> **What is required**:
Transcribe every line exactly. Leave the pictures behind.

— begin Supplied material —

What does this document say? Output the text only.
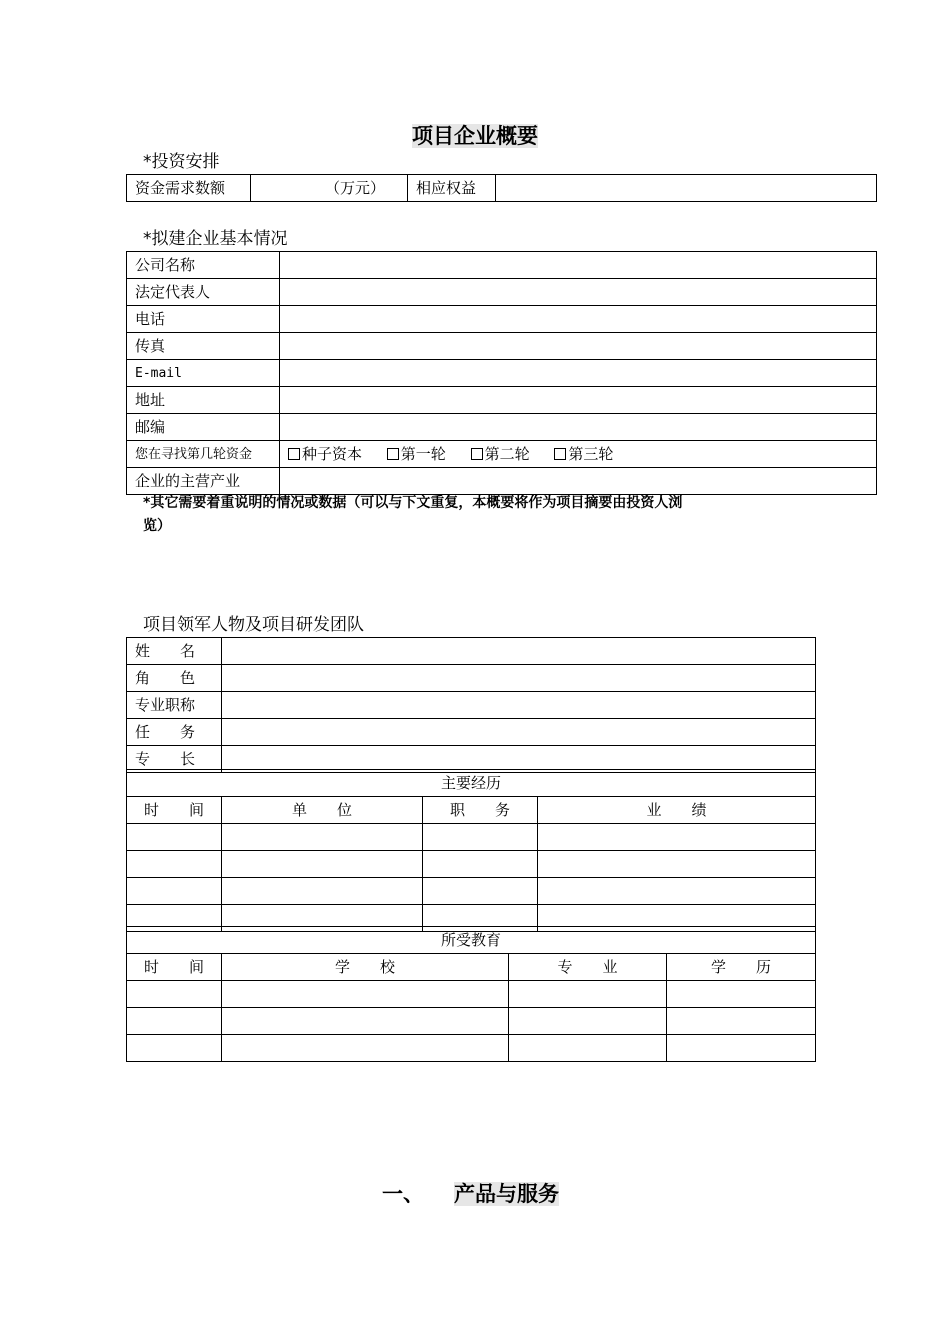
项目企业概要
*投资安排
资金需求数额	（万元）	相应权益	
*拟建企业基本情况
公司名称	
法定代表人	
电话	
传真	
E-mail	
地址	
邮编	
您在寻找第几轮资金	种子资本 第一轮 第二轮 第三轮
企业的主营产业	
*其它需要着重说明的情况或数据（可以与下文重复，本概要将作为项目摘要由投资人浏
览）
项目领军人物及项目研发团队
姓　　名	
角　　色	
专业职称	
任　　务	
专　　长	
主要经历			
时　　间	单　　位	职　　务	业　　绩

所受教育			
时　　间	学　　校	专　　业	学　　历

一、 产品与服务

— end Supplied material —

> **Exercise answer**:
What does this document say? Output the text only.
项目企业概要
*投资安排
资金需求数额	（万元）	相应权益	
*拟建企业基本情况
公司名称	
法定代表人	
电话	
传真	
E-mail	
地址	
邮编	
您在寻找第几轮资金	种子资本 第一轮 第二轮 第三轮
企业的主营产业	
*其它需要着重说明的情况或数据（可以与下文重复，本概要将作为项目摘要由投资人浏
览）
项目领军人物及项目研发团队
姓　　名	
角　　色	
专业职称	
任　　务	
专　　长	
主要经历			
时　　间	单　　位	职　　务	业　　绩

所受教育			
时　　间	学　　校	专　　业	学　　历

一、 产品与服务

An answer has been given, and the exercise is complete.